» Exercise requirements
Render all of these lines as a Markdown table with the columns No. and Line, numbering each row and skipping any blank lines.

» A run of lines
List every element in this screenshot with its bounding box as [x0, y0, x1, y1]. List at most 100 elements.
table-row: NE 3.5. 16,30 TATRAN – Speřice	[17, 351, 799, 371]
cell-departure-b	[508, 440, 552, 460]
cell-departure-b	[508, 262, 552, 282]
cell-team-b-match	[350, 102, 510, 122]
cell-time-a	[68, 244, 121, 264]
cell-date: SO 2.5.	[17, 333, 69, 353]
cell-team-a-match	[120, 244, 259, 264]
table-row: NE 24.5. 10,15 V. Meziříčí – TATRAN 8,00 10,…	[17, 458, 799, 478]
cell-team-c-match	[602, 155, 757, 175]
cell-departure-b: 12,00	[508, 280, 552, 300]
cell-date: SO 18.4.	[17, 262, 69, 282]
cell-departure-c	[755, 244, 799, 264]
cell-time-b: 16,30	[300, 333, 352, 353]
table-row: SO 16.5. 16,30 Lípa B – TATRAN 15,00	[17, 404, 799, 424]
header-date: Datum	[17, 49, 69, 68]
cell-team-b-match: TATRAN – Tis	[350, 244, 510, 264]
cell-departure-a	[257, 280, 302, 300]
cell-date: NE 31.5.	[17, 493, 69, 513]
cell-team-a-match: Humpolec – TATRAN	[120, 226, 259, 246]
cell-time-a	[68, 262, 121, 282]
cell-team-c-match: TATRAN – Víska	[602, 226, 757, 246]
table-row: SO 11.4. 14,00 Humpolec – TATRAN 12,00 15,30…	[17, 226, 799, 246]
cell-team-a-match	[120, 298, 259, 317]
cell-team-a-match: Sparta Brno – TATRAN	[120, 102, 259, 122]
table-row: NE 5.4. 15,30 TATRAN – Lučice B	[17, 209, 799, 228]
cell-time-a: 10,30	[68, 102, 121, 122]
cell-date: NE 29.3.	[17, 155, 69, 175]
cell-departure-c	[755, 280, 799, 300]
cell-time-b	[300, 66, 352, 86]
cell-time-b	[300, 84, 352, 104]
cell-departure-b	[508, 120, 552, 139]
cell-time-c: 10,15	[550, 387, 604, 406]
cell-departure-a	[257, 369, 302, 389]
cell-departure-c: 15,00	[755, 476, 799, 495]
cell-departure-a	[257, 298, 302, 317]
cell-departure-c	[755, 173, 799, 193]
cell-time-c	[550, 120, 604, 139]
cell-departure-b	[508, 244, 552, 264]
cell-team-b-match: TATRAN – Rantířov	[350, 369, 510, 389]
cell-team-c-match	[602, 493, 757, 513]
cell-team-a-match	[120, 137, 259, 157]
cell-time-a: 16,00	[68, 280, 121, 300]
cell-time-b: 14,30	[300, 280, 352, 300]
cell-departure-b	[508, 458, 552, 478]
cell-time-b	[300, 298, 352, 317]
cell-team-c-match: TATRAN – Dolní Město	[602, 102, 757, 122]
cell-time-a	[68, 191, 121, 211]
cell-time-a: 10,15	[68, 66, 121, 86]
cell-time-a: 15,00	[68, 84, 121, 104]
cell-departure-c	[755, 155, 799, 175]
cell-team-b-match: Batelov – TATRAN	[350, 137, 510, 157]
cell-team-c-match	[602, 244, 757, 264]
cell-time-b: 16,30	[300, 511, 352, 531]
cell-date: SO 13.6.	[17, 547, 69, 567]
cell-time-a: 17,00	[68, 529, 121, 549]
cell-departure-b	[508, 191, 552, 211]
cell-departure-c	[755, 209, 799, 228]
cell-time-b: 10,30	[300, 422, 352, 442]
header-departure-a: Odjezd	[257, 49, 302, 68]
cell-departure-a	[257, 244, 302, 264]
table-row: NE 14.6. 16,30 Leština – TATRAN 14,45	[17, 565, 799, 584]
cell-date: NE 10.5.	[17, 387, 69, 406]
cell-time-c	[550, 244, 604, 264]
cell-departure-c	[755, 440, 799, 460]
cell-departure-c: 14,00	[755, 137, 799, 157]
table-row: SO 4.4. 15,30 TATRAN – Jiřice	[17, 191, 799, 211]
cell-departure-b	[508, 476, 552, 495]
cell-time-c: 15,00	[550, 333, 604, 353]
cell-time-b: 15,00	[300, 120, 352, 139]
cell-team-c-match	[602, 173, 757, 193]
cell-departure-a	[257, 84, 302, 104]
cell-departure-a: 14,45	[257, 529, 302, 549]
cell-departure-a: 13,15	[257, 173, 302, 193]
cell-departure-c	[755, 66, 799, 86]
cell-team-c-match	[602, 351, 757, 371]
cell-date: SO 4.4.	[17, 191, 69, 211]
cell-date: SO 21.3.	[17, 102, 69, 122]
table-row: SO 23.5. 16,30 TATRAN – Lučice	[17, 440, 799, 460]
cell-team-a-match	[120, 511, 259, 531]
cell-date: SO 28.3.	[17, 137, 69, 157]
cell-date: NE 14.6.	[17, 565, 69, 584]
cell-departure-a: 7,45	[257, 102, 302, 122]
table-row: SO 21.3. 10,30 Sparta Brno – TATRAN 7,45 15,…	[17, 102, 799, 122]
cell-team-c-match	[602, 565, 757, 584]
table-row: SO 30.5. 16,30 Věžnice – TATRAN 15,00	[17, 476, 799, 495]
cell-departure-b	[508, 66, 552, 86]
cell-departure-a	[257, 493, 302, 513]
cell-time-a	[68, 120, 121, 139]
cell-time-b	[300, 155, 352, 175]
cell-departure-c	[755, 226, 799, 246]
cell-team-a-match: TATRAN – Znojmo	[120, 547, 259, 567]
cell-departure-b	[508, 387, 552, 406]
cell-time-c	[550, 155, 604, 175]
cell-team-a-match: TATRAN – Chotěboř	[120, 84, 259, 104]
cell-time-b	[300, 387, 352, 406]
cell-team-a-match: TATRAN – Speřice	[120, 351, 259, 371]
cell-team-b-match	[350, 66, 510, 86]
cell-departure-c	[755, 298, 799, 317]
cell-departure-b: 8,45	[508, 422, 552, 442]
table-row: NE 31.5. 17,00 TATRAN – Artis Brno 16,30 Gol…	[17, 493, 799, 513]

» Full solution
| No. | Line |
|---|---|
| 1 | List every element in this screenshot with its bounding box as [x0, y0, x1, y1]. List at most 100 elements. |
| 2 | table-row: NE 3.5. 16,30 TATRAN – Speřice	[17, 351, 799, 371] |
| 3 | cell-departure-b	[508, 440, 552, 460] |
| 4 | cell-departure-b	[508, 262, 552, 282] |
| 5 | cell-team-b-match	[350, 102, 510, 122] |
| 6 | cell-time-a	[68, 244, 121, 264] |
| 7 | cell-date: SO 2.5.	[17, 333, 69, 353] |
| 8 | cell-team-a-match	[120, 244, 259, 264] |
| 9 | table-row: NE 24.5. 10,15 V. Meziříčí – TATRAN 8,00 10,…	[17, 458, 799, 478] |
| 10 | cell-team-c-match	[602, 155, 757, 175] |
| 11 | cell-departure-b: 12,00	[508, 280, 552, 300] |
| 12 | cell-date: SO 18.4.	[17, 262, 69, 282] |
| 13 | cell-departure-c	[755, 244, 799, 264] |
| 14 | cell-time-b: 16,30	[300, 333, 352, 353] |
| 15 | table-row: SO 16.5. 16,30 Lípa B – TATRAN 15,00	[17, 404, 799, 424] |
| 16 | header-date: Datum	[17, 49, 69, 68] |
| 17 | cell-team-b-match: TATRAN – Tis	[350, 244, 510, 264] |
| 18 | cell-departure-a	[257, 280, 302, 300] |
| 19 | cell-date: NE 31.5.	[17, 493, 69, 513] |
| 20 | cell-team-a-match: Humpolec – TATRAN	[120, 226, 259, 246] |
| 21 | cell-time-a	[68, 262, 121, 282] |
| 22 | cell-team-c-match: TATRAN – Víska	[602, 226, 757, 246] |
| 23 | table-row: SO 11.4. 14,00 Humpolec – TATRAN 12,00 15,30…	[17, 226, 799, 246] |
| 24 | cell-team-a-match	[120, 298, 259, 317] |
| 25 | cell-team-a-match: Sparta Brno – TATRAN	[120, 102, 259, 122] |
| 26 | table-row: NE 5.4. 15,30 TATRAN – Lučice B	[17, 209, 799, 228] |
| 27 | cell-time-a: 10,30	[68, 102, 121, 122] |
| 28 | cell-date: NE 29.3.	[17, 155, 69, 175] |
| 29 | cell-departure-c	[755, 280, 799, 300] |
| 30 | cell-time-b	[300, 66, 352, 86] |
| 31 | cell-time-b	[300, 84, 352, 104] |
| 32 | cell-departure-b	[508, 120, 552, 139] |
| 33 | cell-time-c: 10,15	[550, 387, 604, 406] |
| 34 | cell-departure-a	[257, 369, 302, 389] |
| 35 | cell-departure-c: 15,00	[755, 476, 799, 495] |
| 36 | cell-departure-a	[257, 298, 302, 317] |
| 37 | cell-departure-c	[755, 173, 799, 193] |
| 38 | cell-time-c	[550, 120, 604, 139] |
| 39 | cell-departure-b	[508, 244, 552, 264] |
| 40 | cell-team-b-match: TATRAN – Rantířov	[350, 369, 510, 389] |
| 41 | cell-team-c-match	[602, 493, 757, 513] |
| 42 | cell-team-a-match	[120, 137, 259, 157] |
| 43 | cell-time-a: 16,00	[68, 280, 121, 300] |
| 44 | cell-time-b: 14,30	[300, 280, 352, 300] |
| 45 | cell-departure-b	[508, 458, 552, 478] |
| 46 | cell-time-b	[300, 298, 352, 317] |
| 47 | cell-team-c-match: TATRAN – Dolní Město	[602, 102, 757, 122] |
| 48 | cell-time-a	[68, 191, 121, 211] |
| 49 | cell-time-a: 10,15	[68, 66, 121, 86] |
| 50 | cell-time-a: 15,00	[68, 84, 121, 104] |
| 51 | cell-departure-c	[755, 155, 799, 175] |
| 52 | cell-team-b-match: Batelov – TATRAN	[350, 137, 510, 157] |
| 53 | cell-team-c-match	[602, 244, 757, 264] |
| 54 | cell-time-b: 16,30	[300, 511, 352, 531] |
| 55 | cell-date: SO 13.6.	[17, 547, 69, 567] |
| 56 | cell-time-a: 17,00	[68, 529, 121, 549] |
| 57 | cell-departure-b	[508, 191, 552, 211] |
| 58 | cell-departure-c	[755, 209, 799, 228] |
| 59 | cell-time-b: 10,30	[300, 422, 352, 442] |
| 60 | header-departure-a: Odjezd	[257, 49, 302, 68] |
| 61 | cell-departure-a	[257, 244, 302, 264] |
| 62 | table-row: NE 14.6. 16,30 Leština – TATRAN 14,45	[17, 565, 799, 584] |
| 63 | cell-date: NE 10.5.	[17, 387, 69, 406] |
| 64 | cell-time-c	[550, 244, 604, 264] |
| 65 | cell-departure-c	[755, 440, 799, 460] |
| 66 | cell-departure-c: 14,00	[755, 137, 799, 157] |
| 67 | table-row: SO 4.4. 15,30 TATRAN – Jiřice	[17, 191, 799, 211] |
| 68 | cell-departure-b	[508, 476, 552, 495] |
| 69 | cell-time-c: 15,00	[550, 333, 604, 353] |
| 70 | cell-time-b: 15,00	[300, 120, 352, 139] |
| 71 | cell-team-c-match	[602, 173, 757, 193] |
| 72 | cell-departure-a	[257, 84, 302, 104] |
| 73 | cell-departure-a: 14,45	[257, 529, 302, 549] |
| 74 | cell-departure-a: 13,15	[257, 173, 302, 193] |
| 75 | cell-departure-c	[755, 66, 799, 86] |
| 76 | cell-team-c-match	[602, 351, 757, 371] |
| 77 | cell-date: SO 4.4.	[17, 191, 69, 211] |
| 78 | cell-date: SO 21.3.	[17, 102, 69, 122] |
| 79 | table-row: SO 23.5. 16,30 TATRAN – Lučice	[17, 440, 799, 460] |
| 80 | cell-team-a-match	[120, 511, 259, 531] |
| 81 | cell-date: SO 28.3.	[17, 137, 69, 157] |
| 82 | cell-date: NE 14.6.	[17, 565, 69, 584] |
| 83 | cell-departure-a: 7,45	[257, 102, 302, 122] |
| 84 | table-row: SO 21.3. 10,30 Sparta Brno – TATRAN 7,45 15,…	[17, 102, 799, 122] |
| 85 | cell-team-c-match	[602, 565, 757, 584] |
| 86 | table-row: SO 30.5. 16,30 Věžnice – TATRAN 15,00	[17, 476, 799, 495] |
| 87 | cell-departure-b	[508, 66, 552, 86] |
| 88 | cell-departure-a	[257, 493, 302, 513] |
| 89 | cell-time-a	[68, 120, 121, 139] |
| 90 | cell-time-b	[300, 155, 352, 175] |
| 91 | cell-departure-c	[755, 226, 799, 246] |
| 92 | cell-team-a-match: TATRAN – Znojmo	[120, 547, 259, 567] |
| 93 | cell-departure-b	[508, 387, 552, 406] |
| 94 | cell-time-c	[550, 155, 604, 175] |
| 95 | cell-team-a-match: TATRAN – Chotěboř	[120, 84, 259, 104] |
| 96 | cell-time-b	[300, 387, 352, 406] |
| 97 | cell-team-a-match: TATRAN – Speřice	[120, 351, 259, 371] |
| 98 | cell-team-b-match	[350, 66, 510, 86] |
| 99 | cell-departure-c	[755, 298, 799, 317] |
| 100 | cell-departure-b: 8,45	[508, 422, 552, 442] |
| 101 | table-row: NE 31.5. 17,00 TATRAN – Artis Brno 16,30 Gol…	[17, 493, 799, 513] |